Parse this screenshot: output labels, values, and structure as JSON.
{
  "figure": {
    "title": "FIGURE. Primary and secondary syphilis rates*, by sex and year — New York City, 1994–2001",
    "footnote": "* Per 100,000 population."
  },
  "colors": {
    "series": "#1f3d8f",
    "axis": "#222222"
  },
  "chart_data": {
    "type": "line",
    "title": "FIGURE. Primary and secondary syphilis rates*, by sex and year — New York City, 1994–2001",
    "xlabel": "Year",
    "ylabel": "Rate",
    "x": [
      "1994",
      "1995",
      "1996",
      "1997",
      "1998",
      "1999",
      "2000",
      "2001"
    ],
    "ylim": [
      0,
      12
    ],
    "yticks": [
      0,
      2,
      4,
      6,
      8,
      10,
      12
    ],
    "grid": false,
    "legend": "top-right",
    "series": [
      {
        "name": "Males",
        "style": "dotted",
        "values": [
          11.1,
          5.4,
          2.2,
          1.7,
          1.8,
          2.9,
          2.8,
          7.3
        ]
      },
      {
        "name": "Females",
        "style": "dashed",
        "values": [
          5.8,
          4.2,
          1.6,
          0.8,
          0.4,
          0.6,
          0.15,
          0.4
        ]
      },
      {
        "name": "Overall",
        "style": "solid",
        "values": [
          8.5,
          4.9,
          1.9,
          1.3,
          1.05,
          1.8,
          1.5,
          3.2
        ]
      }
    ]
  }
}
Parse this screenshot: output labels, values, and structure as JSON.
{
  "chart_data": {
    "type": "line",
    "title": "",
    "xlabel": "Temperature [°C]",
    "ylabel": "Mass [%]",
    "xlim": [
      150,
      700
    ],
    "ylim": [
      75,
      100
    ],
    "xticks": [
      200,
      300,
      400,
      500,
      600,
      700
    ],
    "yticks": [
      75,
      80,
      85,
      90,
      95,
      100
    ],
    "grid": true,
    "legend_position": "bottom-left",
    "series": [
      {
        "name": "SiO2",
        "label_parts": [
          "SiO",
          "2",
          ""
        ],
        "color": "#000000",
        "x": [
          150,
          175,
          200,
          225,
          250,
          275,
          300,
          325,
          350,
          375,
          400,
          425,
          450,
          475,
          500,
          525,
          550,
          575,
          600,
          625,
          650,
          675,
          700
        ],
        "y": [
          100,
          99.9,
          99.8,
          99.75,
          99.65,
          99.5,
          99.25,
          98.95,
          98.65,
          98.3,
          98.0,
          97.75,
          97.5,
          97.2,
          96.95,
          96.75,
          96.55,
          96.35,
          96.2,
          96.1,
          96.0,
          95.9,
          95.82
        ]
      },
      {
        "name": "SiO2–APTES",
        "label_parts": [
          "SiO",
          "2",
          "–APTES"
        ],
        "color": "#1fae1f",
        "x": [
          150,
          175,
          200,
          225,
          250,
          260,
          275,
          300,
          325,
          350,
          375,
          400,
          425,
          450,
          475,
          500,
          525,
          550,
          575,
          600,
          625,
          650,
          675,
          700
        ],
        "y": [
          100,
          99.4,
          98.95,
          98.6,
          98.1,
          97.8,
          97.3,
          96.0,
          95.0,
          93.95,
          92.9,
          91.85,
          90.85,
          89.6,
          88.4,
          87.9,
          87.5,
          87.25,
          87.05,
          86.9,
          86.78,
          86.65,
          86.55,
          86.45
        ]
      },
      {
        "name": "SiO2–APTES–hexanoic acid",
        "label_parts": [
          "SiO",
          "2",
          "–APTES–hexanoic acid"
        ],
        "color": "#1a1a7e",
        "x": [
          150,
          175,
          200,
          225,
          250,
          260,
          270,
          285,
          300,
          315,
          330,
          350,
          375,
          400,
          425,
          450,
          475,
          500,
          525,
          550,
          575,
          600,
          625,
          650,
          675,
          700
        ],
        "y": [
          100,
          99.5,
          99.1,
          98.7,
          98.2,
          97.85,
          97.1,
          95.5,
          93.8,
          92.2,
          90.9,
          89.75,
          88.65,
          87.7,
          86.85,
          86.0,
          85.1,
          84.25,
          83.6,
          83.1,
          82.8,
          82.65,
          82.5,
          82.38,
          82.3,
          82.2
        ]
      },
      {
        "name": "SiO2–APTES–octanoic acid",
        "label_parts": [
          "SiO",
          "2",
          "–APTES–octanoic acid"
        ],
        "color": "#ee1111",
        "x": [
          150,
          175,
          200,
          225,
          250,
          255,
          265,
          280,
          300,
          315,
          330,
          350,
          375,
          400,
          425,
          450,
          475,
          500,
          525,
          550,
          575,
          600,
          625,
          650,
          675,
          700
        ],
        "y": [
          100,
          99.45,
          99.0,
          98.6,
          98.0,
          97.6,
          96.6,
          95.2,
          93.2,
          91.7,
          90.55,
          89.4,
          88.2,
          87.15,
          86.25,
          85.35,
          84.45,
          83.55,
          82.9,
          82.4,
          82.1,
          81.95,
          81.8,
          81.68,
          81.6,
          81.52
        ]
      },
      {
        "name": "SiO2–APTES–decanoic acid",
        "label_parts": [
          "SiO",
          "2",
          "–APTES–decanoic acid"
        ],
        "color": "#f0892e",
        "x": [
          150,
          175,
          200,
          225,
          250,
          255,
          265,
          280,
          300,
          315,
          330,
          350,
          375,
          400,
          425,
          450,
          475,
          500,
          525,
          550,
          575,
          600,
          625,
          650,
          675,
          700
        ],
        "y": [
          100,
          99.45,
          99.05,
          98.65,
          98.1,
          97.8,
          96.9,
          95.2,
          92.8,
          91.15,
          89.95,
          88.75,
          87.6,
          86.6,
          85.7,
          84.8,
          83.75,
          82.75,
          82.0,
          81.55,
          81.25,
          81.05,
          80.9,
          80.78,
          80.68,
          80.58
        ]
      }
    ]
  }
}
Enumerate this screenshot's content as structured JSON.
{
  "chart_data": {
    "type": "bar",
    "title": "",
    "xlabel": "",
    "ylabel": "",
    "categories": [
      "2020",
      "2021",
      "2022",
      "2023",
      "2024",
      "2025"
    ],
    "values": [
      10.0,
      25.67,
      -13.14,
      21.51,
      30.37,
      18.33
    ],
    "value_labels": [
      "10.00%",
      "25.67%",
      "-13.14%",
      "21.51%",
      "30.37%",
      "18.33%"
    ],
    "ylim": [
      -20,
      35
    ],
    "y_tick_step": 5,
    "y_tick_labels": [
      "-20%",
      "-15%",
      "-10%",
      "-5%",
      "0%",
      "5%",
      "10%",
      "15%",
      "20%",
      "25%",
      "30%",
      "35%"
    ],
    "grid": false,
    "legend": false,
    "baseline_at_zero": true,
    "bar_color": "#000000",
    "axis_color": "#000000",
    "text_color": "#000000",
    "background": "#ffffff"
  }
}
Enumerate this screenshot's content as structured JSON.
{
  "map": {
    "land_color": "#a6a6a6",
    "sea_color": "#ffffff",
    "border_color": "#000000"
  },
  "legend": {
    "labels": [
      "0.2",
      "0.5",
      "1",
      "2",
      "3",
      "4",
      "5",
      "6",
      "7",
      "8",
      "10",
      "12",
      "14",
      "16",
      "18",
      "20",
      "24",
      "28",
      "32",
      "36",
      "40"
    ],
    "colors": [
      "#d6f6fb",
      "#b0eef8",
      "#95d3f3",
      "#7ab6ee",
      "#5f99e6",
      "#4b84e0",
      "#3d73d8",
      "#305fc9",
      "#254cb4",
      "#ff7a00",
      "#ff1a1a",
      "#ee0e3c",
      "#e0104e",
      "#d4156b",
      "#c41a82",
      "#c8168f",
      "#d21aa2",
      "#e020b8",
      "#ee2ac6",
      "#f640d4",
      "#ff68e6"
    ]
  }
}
----
## OBJECTIVE
Say, as a single number and nothing more, how many lines of the entries contain the word "hexanoic".

## TASK OUTPUT
2